Complete the following
1. According to the strategic planning passage, what do values drive in an organization?
2. Write out the portion of the strategic planning passage between "Mission, vision and" and "the corporate mission.", inclusive.
3. Continue the strategic planning passage from its last sentence.

Document section
::::::::
In order to determine where it is going, the organization needs to know exactly where it stands, then determine where it wants to go and how it will get there. The resulting document is called the "strategic plan."

It is also true that strategic planning may be a tool for effectively plotting the direction of a company; however, strategic planning itself cannot foretell exactly how the market will evolve and what issues will surface in the coming days in order to plan your organizational strategy. Therefore, strategic innovation and tinkering with the 'strategic plan' have to be a cornerstone strategy for an organization to survive the turbulent business climate.

Mission, vision and values
Mission: Defines the fundamental purpose of an organization or an enterprise, basically describing why it exists and what it does to achieve its Vision. Mission may be long term as well as for short term for any organisation. A corporate mission can last for many years, or for the life of the organization or may change as per the demand of the organisation mission varies. It is an objective with a timeline, but rather the overall goal that is accomplished over the years as objectives are achieved that are aligned with the corporate mission.
 

What one intends to do or achieve; aim.
 

Vision: Defines the desired or intended future state of an organization or enterprise in terms of its fundamental objective and/or strategic direction. Vision is a long term view, sometimes describing how the organization would like the world in which it operates to be. For example a charity working with the poor might have a vision statement which read "A world without poverty"

It is sometimes called a picture of your company in the future. Your vision statement is your inspiration, the framework for all your strategic planning. "Where do we want to go?"

Values: Beliefs that are shared among the stakeholders of an organization. Values drive an organization's culture and priorities.
::::::::
Information given
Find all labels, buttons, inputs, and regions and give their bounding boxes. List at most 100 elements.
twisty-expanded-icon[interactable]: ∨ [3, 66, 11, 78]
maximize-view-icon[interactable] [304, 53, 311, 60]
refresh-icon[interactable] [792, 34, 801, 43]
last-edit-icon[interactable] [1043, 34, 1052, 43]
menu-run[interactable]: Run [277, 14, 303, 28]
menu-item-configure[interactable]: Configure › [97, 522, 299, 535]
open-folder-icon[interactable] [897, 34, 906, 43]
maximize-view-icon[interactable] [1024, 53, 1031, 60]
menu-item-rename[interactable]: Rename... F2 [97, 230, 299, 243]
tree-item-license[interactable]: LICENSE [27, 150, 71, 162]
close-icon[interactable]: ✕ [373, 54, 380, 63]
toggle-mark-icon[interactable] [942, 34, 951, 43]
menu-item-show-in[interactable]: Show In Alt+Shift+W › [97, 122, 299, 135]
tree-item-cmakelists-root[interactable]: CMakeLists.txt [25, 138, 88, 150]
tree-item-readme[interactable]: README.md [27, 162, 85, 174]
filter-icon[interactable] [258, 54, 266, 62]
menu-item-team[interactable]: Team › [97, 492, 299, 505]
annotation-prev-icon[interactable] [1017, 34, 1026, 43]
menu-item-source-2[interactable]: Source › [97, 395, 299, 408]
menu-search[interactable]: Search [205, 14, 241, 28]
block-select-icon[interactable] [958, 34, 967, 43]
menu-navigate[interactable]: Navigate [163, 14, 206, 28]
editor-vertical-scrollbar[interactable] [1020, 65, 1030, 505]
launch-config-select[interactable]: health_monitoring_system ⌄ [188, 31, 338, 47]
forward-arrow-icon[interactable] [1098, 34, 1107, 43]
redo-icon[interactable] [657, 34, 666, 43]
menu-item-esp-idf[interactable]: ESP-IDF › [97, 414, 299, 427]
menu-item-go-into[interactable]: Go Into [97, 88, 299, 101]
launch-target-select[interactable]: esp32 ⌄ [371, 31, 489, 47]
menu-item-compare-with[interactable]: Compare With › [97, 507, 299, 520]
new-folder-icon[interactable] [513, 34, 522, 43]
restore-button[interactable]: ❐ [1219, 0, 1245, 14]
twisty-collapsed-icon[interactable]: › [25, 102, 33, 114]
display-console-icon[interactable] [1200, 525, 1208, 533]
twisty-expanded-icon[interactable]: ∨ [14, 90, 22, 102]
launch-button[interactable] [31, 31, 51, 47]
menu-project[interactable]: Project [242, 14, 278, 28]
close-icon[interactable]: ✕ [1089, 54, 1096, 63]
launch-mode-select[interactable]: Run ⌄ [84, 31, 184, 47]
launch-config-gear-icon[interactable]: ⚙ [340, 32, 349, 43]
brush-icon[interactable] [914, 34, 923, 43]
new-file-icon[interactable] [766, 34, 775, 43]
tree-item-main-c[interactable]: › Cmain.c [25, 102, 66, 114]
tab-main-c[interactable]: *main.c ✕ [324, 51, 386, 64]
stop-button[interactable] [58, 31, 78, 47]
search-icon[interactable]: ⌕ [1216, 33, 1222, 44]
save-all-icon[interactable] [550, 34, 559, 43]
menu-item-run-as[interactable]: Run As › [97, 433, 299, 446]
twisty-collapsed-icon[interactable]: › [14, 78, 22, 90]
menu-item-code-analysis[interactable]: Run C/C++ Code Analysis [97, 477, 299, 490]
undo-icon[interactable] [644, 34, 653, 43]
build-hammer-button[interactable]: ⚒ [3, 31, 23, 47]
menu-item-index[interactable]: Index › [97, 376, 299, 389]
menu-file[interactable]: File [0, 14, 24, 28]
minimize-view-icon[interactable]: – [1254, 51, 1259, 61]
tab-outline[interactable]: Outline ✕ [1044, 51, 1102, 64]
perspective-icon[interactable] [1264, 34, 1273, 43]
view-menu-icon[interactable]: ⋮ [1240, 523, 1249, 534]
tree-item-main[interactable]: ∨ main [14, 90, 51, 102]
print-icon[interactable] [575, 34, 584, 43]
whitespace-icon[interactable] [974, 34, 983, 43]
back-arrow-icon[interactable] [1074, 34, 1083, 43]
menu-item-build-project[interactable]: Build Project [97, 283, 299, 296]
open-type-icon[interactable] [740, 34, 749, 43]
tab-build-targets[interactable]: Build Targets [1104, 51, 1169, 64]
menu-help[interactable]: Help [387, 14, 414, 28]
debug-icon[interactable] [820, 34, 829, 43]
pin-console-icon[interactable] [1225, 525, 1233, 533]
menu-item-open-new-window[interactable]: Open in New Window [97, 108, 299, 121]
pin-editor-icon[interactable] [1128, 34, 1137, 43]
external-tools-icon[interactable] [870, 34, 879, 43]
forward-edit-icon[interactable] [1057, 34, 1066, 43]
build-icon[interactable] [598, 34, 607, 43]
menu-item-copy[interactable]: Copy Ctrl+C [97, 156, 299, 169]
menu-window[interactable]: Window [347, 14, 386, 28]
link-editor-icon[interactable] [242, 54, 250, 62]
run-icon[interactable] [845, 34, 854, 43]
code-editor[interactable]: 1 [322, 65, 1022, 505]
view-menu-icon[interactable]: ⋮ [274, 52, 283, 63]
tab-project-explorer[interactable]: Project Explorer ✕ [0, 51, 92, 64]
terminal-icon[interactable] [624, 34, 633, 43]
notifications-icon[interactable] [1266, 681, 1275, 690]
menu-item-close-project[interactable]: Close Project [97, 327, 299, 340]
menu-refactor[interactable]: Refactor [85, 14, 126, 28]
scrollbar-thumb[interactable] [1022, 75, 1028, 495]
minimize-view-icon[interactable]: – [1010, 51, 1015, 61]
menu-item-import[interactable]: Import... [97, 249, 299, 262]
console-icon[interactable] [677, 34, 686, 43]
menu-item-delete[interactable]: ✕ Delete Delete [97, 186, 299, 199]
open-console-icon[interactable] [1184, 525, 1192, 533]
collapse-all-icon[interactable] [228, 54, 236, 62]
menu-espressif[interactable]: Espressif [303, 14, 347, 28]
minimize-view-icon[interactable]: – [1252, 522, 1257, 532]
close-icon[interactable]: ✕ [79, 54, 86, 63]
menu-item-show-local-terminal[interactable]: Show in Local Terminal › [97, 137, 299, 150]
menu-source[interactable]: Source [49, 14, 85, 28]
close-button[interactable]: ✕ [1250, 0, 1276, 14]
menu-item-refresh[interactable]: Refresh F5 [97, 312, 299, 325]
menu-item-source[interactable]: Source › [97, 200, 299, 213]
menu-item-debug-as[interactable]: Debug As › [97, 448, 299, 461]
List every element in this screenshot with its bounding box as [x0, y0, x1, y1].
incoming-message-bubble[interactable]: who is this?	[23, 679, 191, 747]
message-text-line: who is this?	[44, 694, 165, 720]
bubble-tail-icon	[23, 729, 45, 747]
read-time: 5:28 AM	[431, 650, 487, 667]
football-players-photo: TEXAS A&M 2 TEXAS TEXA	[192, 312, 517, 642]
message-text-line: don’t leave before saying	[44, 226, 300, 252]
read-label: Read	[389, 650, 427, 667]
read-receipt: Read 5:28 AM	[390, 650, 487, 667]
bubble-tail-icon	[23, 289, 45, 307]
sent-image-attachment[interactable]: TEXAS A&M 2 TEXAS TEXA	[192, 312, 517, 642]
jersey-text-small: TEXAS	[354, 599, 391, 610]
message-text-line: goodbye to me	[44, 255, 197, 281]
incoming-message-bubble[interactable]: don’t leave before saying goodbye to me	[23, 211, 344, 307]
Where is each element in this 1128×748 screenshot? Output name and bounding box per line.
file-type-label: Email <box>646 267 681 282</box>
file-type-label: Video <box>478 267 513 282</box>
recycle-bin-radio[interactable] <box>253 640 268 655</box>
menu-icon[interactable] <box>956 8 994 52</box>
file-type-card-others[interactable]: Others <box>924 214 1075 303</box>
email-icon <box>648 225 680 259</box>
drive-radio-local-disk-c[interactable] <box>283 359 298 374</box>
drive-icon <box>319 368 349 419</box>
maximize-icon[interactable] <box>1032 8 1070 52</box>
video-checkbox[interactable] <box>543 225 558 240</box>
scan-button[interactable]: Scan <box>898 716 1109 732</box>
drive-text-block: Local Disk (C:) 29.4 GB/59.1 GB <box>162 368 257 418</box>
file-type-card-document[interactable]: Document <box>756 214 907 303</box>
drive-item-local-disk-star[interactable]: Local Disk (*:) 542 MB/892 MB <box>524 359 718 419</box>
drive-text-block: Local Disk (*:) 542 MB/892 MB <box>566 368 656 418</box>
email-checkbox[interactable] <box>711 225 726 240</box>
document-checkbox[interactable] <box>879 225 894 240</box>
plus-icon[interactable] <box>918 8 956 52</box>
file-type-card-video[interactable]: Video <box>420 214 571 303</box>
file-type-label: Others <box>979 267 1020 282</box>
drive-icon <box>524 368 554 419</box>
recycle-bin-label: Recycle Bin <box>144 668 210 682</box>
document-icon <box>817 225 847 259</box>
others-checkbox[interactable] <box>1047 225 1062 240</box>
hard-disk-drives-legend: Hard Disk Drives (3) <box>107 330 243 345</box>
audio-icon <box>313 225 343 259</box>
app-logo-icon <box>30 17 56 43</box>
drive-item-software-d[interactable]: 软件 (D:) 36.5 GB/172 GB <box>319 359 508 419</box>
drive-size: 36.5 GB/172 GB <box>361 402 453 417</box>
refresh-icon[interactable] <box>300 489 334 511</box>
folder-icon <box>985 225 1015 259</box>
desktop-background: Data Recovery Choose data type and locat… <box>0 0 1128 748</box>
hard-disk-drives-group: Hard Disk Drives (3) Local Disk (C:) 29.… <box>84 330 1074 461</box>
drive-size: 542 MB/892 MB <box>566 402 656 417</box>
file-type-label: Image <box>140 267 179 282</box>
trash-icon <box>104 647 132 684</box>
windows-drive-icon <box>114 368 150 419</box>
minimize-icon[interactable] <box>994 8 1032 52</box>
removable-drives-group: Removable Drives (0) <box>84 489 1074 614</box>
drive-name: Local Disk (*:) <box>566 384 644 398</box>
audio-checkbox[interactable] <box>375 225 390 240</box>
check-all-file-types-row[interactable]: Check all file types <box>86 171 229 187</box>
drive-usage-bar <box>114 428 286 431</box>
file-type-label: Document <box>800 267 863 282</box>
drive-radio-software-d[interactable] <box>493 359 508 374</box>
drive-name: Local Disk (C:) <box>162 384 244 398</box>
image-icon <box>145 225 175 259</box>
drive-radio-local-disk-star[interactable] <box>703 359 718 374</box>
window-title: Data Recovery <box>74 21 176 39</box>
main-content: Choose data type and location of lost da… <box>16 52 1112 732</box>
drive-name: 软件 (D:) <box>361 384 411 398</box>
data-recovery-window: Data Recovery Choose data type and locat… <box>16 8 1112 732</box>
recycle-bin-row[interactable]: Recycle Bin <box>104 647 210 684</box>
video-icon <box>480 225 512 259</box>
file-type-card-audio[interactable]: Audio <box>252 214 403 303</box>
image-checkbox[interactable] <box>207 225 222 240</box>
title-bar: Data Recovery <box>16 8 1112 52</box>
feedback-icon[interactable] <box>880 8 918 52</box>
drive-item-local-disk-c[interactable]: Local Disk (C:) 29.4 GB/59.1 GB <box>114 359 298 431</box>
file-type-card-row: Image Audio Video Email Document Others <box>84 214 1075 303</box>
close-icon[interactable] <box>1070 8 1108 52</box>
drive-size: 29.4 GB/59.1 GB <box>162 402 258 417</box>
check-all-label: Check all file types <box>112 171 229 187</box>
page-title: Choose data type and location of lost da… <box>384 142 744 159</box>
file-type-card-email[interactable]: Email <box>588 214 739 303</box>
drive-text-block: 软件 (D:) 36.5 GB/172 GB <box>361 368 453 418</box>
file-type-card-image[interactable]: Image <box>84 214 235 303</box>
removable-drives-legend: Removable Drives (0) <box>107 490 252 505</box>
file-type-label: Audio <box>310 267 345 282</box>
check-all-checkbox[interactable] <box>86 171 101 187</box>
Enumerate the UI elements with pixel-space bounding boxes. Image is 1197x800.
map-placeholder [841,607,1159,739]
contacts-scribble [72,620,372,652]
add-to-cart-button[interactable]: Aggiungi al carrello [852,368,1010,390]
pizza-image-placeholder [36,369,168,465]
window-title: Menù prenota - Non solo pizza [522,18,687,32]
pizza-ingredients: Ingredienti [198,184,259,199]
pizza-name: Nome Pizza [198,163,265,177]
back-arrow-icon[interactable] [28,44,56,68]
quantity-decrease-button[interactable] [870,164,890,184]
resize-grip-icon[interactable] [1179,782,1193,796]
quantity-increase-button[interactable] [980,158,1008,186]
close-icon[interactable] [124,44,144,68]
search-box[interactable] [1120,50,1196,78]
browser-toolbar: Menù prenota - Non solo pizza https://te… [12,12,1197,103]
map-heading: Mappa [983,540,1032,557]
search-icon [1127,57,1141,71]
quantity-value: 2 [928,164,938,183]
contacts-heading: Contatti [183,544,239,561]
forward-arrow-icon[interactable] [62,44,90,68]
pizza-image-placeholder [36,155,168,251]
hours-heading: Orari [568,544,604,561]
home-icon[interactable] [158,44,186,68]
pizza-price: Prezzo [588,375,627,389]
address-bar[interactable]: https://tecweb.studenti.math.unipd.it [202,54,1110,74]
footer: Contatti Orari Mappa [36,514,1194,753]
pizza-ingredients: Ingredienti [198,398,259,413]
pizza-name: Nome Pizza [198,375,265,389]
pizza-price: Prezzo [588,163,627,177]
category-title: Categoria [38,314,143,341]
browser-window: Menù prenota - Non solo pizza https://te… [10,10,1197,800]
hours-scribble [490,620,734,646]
::::::::
Exercise responses
1. Values drive an organization's culture and priorities.

2.
Mission, vision and values
Mission: Defines the fundamental purpose of an organization or an enterprise, basically describing why it exists and what it does to achieve its Vision. Mission may be long term as well as for short term for any organisation. A corporate mission can last for many years, or for the life of the organization or may change as per the demand of the organisation mission varies. It is an objective with a timeline, but rather the overall goal that is accomplished over the years as objectives are achieved that are aligned with the corporate mission.

3.
Strategy: Strategy narrowly defined, means "the art of the general" (from Greek stratcgos). A combination of the ends (goals) for which the firm is striving and the means (policies)by which it is seeking to get there.
 

Mission statements and vision statements
Organizations sometimes summarize goals and objectives into a mission statement and/or a vision statement Others begin with a vision and mission and use them to formulate goals and objectives.

While the existence of a shared mission is extremely useful, many strategy specialists question the requirement for a written mission statement. However, there are many models of strategic planning that start with mission statements, so it is useful to examine them here.

* A Mission statement tells you the fundamental purpose of the organization. It defines the customer and the critical processes. It informs you of the desired level of performance.

* A Vision statement outlines what the organization wants to be, or how it wants the world in which it operates to be. It concentrates on the future. It is a source of inspiration. It provides clear decision-making criteria.

An advantage of having a statement is that it creates value for those who get exposed to the statement, and those prospects are managers, employees and sometimes even customers. Statements create a sense of direction and opportunity. They both are an essential part of the strategy-making process.

Many people mistake vision statement for mission statement, and sometimes one is simply used as a longer term version of the other. The Vision should describe why it is important to achieve the Mission. A Vision statement defines the purpose or broader goal for being in existence or in the business and can remain the same for decades if crafted well. A Mission statement is more specific to what the enterprise can achieve itself. Vision should describe what will be achieved in the wider sphere if the organization and others are successful in achieving their individual missions.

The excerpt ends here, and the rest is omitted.